[EXERCISE BRIEF]
Reproduce the records exactly.

[STORED DATA]
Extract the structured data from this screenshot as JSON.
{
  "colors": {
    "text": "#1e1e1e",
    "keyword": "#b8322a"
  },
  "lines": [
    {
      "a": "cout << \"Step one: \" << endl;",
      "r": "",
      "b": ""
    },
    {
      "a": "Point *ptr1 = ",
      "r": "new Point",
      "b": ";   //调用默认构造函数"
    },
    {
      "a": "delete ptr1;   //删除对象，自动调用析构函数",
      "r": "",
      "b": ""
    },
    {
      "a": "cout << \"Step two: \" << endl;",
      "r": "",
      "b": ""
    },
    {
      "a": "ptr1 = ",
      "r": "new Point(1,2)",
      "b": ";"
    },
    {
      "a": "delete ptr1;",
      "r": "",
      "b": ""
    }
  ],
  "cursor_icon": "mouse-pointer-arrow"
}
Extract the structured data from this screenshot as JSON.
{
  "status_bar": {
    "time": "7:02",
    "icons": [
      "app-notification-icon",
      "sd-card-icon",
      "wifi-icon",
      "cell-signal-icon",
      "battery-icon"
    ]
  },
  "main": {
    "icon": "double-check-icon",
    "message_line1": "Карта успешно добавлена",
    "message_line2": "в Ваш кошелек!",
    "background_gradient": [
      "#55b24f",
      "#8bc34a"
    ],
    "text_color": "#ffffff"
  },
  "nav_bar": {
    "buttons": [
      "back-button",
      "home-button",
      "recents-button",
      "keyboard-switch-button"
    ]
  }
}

[RESPONSE TO THE TASK]
Extract the structured data from this screenshot as JSON.
{
  "colors": {
    "text": "#1e1e1e",
    "keyword": "#b8322a"
  },
  "lines": [
    {
      "a": "cout << \"Step one: \" << endl;",
      "r": "",
      "b": ""
    },
    {
      "a": "Point *ptr1 = ",
      "r": "new Point",
      "b": ";   //调用默认构造函数"
    },
    {
      "a": "delete ptr1;   //删除对象，自动调用析构函数",
      "r": "",
      "b": ""
    },
    {
      "a": "cout << \"Step two: \" << endl;",
      "r": "",
      "b": ""
    },
    {
      "a": "ptr1 = ",
      "r": "new Point(1,2)",
      "b": ";"
    },
    {
      "a": "delete ptr1;",
      "r": "",
      "b": ""
    }
  ],
  "cursor_icon": "mouse-pointer-arrow"
}
Extract the structured data from this screenshot as JSON.
{
  "status_bar": {
    "time": "7:02",
    "icons": [
      "app-notification-icon",
      "sd-card-icon",
      "wifi-icon",
      "cell-signal-icon",
      "battery-icon"
    ]
  },
  "main": {
    "icon": "double-check-icon",
    "message_line1": "Карта успешно добавлена",
    "message_line2": "в Ваш кошелек!",
    "background_gradient": [
      "#55b24f",
      "#8bc34a"
    ],
    "text_color": "#ffffff"
  },
  "nav_bar": {
    "buttons": [
      "back-button",
      "home-button",
      "recents-button",
      "keyboard-switch-button"
    ]
  }
}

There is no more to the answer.